• Direction: Repeat the records exactly. Every line must match.

═══ Input ═══

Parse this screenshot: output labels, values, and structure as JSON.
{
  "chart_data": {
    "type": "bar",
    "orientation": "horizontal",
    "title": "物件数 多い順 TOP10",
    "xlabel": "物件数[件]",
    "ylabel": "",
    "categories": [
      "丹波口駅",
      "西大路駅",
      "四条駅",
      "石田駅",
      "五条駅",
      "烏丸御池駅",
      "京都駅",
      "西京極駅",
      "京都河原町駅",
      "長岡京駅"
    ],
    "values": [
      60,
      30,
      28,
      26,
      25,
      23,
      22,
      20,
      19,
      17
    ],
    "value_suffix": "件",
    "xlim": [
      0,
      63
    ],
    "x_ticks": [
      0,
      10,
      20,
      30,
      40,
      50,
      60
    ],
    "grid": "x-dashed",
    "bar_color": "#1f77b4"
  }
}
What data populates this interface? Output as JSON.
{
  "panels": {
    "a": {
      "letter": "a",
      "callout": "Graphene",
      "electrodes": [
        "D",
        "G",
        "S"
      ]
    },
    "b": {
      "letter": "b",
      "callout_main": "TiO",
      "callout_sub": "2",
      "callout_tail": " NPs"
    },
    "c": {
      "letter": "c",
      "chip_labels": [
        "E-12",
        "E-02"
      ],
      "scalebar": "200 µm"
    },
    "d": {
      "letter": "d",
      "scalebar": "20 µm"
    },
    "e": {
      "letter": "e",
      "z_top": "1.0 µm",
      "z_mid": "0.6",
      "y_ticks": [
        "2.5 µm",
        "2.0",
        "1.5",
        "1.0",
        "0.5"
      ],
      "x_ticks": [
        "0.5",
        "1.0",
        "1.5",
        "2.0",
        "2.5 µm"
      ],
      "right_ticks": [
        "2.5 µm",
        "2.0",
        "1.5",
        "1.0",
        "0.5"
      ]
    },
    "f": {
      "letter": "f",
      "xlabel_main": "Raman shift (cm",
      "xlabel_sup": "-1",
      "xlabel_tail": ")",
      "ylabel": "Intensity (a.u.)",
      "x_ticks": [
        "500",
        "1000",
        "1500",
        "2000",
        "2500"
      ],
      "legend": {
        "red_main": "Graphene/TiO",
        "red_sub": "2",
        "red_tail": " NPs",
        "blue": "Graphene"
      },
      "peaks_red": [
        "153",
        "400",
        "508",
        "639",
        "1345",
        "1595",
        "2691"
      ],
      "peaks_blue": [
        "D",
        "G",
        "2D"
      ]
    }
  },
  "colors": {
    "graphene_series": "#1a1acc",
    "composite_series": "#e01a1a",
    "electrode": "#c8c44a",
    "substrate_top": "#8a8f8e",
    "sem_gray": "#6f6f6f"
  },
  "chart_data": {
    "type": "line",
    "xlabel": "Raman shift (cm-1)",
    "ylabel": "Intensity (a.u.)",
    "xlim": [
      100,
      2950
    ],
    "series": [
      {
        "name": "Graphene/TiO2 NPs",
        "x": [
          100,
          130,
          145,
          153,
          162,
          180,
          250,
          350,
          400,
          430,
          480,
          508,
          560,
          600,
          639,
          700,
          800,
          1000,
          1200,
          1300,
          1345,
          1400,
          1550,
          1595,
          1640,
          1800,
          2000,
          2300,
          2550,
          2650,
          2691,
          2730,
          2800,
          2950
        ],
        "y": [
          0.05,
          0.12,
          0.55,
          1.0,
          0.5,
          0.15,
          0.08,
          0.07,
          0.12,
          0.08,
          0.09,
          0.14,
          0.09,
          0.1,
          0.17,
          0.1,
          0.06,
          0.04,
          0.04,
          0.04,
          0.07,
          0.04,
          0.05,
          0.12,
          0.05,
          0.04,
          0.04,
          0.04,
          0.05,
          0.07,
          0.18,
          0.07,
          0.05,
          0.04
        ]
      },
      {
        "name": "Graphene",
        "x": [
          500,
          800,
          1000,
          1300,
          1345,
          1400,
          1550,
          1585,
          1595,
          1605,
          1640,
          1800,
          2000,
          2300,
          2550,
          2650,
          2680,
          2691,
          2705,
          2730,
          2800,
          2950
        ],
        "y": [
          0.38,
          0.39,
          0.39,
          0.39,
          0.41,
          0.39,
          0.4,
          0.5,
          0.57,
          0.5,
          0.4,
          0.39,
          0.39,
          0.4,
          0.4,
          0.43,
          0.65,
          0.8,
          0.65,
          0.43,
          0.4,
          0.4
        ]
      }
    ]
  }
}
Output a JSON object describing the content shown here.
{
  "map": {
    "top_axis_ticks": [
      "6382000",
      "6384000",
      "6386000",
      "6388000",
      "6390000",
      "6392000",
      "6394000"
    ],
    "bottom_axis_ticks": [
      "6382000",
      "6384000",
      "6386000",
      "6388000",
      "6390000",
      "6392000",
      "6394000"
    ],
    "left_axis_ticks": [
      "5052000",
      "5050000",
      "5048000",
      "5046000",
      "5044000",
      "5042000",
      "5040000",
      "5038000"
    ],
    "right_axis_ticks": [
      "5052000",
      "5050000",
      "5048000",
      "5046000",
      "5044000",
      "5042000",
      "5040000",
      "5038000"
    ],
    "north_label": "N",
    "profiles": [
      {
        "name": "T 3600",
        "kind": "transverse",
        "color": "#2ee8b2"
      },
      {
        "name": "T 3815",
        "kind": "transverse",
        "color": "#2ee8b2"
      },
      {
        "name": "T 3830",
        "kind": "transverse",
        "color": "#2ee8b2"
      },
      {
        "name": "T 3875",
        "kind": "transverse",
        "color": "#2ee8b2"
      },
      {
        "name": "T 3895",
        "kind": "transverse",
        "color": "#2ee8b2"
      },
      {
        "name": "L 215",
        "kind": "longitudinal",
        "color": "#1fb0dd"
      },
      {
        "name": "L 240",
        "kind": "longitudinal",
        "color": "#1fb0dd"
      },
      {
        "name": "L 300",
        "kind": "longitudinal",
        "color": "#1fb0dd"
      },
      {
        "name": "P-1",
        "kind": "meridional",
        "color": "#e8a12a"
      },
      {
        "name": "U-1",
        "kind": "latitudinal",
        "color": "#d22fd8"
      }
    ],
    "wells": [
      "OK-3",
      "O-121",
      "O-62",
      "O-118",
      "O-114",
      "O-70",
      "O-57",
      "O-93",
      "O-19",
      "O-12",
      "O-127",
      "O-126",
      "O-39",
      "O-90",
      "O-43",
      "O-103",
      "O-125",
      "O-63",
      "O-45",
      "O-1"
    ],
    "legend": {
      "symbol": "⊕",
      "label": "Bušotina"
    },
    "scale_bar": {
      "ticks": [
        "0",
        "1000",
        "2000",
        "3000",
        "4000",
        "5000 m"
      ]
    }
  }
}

═══

• Output below:
Parse this screenshot: output labels, values, and structure as JSON.
{
  "chart_data": {
    "type": "bar",
    "orientation": "horizontal",
    "title": "物件数 多い順 TOP10",
    "xlabel": "物件数[件]",
    "ylabel": "",
    "categories": [
      "丹波口駅",
      "西大路駅",
      "四条駅",
      "石田駅",
      "五条駅",
      "烏丸御池駅",
      "京都駅",
      "西京極駅",
      "京都河原町駅",
      "長岡京駅"
    ],
    "values": [
      60,
      30,
      28,
      26,
      25,
      23,
      22,
      20,
      19,
      17
    ],
    "value_suffix": "件",
    "xlim": [
      0,
      63
    ],
    "x_ticks": [
      0,
      10,
      20,
      30,
      40,
      50,
      60
    ],
    "grid": "x-dashed",
    "bar_color": "#1f77b4"
  }
}
What data populates this interface? Output as JSON.
{
  "panels": {
    "a": {
      "letter": "a",
      "callout": "Graphene",
      "electrodes": [
        "D",
        "G",
        "S"
      ]
    },
    "b": {
      "letter": "b",
      "callout_main": "TiO",
      "callout_sub": "2",
      "callout_tail": " NPs"
    },
    "c": {
      "letter": "c",
      "chip_labels": [
        "E-12",
        "E-02"
      ],
      "scalebar": "200 µm"
    },
    "d": {
      "letter": "d",
      "scalebar": "20 µm"
    },
    "e": {
      "letter": "e",
      "z_top": "1.0 µm",
      "z_mid": "0.6",
      "y_ticks": [
        "2.5 µm",
        "2.0",
        "1.5",
        "1.0",
        "0.5"
      ],
      "x_ticks": [
        "0.5",
        "1.0",
        "1.5",
        "2.0",
        "2.5 µm"
      ],
      "right_ticks": [
        "2.5 µm",
        "2.0",
        "1.5",
        "1.0",
        "0.5"
      ]
    },
    "f": {
      "letter": "f",
      "xlabel_main": "Raman shift (cm",
      "xlabel_sup": "-1",
      "xlabel_tail": ")",
      "ylabel": "Intensity (a.u.)",
      "x_ticks": [
        "500",
        "1000",
        "1500",
        "2000",
        "2500"
      ],
      "legend": {
        "red_main": "Graphene/TiO",
        "red_sub": "2",
        "red_tail": " NPs",
        "blue": "Graphene"
      },
      "peaks_red": [
        "153",
        "400",
        "508",
        "639",
        "1345",
        "1595",
        "2691"
      ],
      "peaks_blue": [
        "D",
        "G",
        "2D"
      ]
    }
  },
  "colors": {
    "graphene_series": "#1a1acc",
    "composite_series": "#e01a1a",
    "electrode": "#c8c44a",
    "substrate_top": "#8a8f8e",
    "sem_gray": "#6f6f6f"
  },
  "chart_data": {
    "type": "line",
    "xlabel": "Raman shift (cm-1)",
    "ylabel": "Intensity (a.u.)",
    "xlim": [
      100,
      2950
    ],
    "series": [
      {
        "name": "Graphene/TiO2 NPs",
        "x": [
          100,
          130,
          145,
          153,
          162,
          180,
          250,
          350,
          400,
          430,
          480,
          508,
          560,
          600,
          639,
          700,
          800,
          1000,
          1200,
          1300,
          1345,
          1400,
          1550,
          1595,
          1640,
          1800,
          2000,
          2300,
          2550,
          2650,
          2691,
          2730,
          2800,
          2950
        ],
        "y": [
          0.05,
          0.12,
          0.55,
          1.0,
          0.5,
          0.15,
          0.08,
          0.07,
          0.12,
          0.08,
          0.09,
          0.14,
          0.09,
          0.1,
          0.17,
          0.1,
          0.06,
          0.04,
          0.04,
          0.04,
          0.07,
          0.04,
          0.05,
          0.12,
          0.05,
          0.04,
          0.04,
          0.04,
          0.05,
          0.07,
          0.18,
          0.07,
          0.05,
          0.04
        ]
      },
      {
        "name": "Graphene",
        "x": [
          500,
          800,
          1000,
          1300,
          1345,
          1400,
          1550,
          1585,
          1595,
          1605,
          1640,
          1800,
          2000,
          2300,
          2550,
          2650,
          2680,
          2691,
          2705,
          2730,
          2800,
          2950
        ],
        "y": [
          0.38,
          0.39,
          0.39,
          0.39,
          0.41,
          0.39,
          0.4,
          0.5,
          0.57,
          0.5,
          0.4,
          0.39,
          0.39,
          0.4,
          0.4,
          0.43,
          0.65,
          0.8,
          0.65,
          0.43,
          0.4,
          0.4
        ]
      }
    ]
  }
}
Output a JSON object describing the content shown here.
{
  "map": {
    "top_axis_ticks": [
      "6382000",
      "6384000",
      "6386000",
      "6388000",
      "6390000",
      "6392000",
      "6394000"
    ],
    "bottom_axis_ticks": [
      "6382000",
      "6384000",
      "6386000",
      "6388000",
      "6390000",
      "6392000",
      "6394000"
    ],
    "left_axis_ticks": [
      "5052000",
      "5050000",
      "5048000",
      "5046000",
      "5044000",
      "5042000",
      "5040000",
      "5038000"
    ],
    "right_axis_ticks": [
      "5052000",
      "5050000",
      "5048000",
      "5046000",
      "5044000",
      "5042000",
      "5040000",
      "5038000"
    ],
    "north_label": "N",
    "profiles": [
      {
        "name": "T 3600",
        "kind": "transverse",
        "color": "#2ee8b2"
      },
      {
        "name": "T 3815",
        "kind": "transverse",
        "color": "#2ee8b2"
      },
      {
        "name": "T 3830",
        "kind": "transverse",
        "color": "#2ee8b2"
      },
      {
        "name": "T 3875",
        "kind": "transverse",
        "color": "#2ee8b2"
      },
      {
        "name": "T 3895",
        "kind": "transverse",
        "color": "#2ee8b2"
      },
      {
        "name": "L 215",
        "kind": "longitudinal",
        "color": "#1fb0dd"
      },
      {
        "name": "L 240",
        "kind": "longitudinal",
        "color": "#1fb0dd"
      },
      {
        "name": "L 300",
        "kind": "longitudinal",
        "color": "#1fb0dd"
      },
      {
        "name": "P-1",
        "kind": "meridional",
        "color": "#e8a12a"
      },
      {
        "name": "U-1",
        "kind": "latitudinal",
        "color": "#d22fd8"
      }
    ],
    "wells": [
      "OK-3",
      "O-121",
      "O-62",
      "O-118",
      "O-114",
      "O-70",
      "O-57",
      "O-93",
      "O-19",
      "O-12",
      "O-127",
      "O-126",
      "O-39",
      "O-90",
      "O-43",
      "O-103",
      "O-125",
      "O-63",
      "O-45",
      "O-1"
    ],
    "legend": {
      "symbol": "⊕",
      "label": "Bušotina"
    },
    "scale_bar": {
      "ticks": [
        "0",
        "1000",
        "2000",
        "3000",
        "4000",
        "5000 m"
      ]
    }
  }
}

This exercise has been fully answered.